GIVEN DATA:
────────

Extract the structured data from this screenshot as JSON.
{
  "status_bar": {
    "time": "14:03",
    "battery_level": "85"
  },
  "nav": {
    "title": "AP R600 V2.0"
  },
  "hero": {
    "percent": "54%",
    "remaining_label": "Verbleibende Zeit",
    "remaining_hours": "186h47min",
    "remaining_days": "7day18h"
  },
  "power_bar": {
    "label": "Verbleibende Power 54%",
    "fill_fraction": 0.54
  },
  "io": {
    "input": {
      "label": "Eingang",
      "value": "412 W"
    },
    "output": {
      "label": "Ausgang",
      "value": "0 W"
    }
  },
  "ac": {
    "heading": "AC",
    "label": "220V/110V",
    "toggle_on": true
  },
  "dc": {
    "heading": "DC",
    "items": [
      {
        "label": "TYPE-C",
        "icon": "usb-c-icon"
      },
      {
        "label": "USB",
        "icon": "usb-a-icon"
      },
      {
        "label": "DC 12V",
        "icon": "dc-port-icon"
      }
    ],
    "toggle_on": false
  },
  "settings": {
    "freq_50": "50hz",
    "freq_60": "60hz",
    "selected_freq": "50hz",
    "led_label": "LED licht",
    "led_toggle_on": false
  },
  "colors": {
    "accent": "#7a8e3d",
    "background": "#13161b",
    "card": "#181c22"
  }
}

────────

PROBLEM DETAILS:
Copy out all of the records shown above exactly.

WRITTEN SOLUTION:
Extract the structured data from this screenshot as JSON.
{
  "status_bar": {
    "time": "14:03",
    "battery_level": "85"
  },
  "nav": {
    "title": "AP R600 V2.0"
  },
  "hero": {
    "percent": "54%",
    "remaining_label": "Verbleibende Zeit",
    "remaining_hours": "186h47min",
    "remaining_days": "7day18h"
  },
  "power_bar": {
    "label": "Verbleibende Power 54%",
    "fill_fraction": 0.54
  },
  "io": {
    "input": {
      "label": "Eingang",
      "value": "412 W"
    },
    "output": {
      "label": "Ausgang",
      "value": "0 W"
    }
  },
  "ac": {
    "heading": "AC",
    "label": "220V/110V",
    "toggle_on": true
  },
  "dc": {
    "heading": "DC",
    "items": [
      {
        "label": "TYPE-C",
        "icon": "usb-c-icon"
      },
      {
        "label": "USB",
        "icon": "usb-a-icon"
      },
      {
        "label": "DC 12V",
        "icon": "dc-port-icon"
      }
    ],
    "toggle_on": false
  },
  "settings": {
    "freq_50": "50hz",
    "freq_60": "60hz",
    "selected_freq": "50hz",
    "led_label": "LED licht",
    "led_toggle_on": false
  },
  "colors": {
    "accent": "#7a8e3d",
    "background": "#13161b",
    "card": "#181c22"
  }
}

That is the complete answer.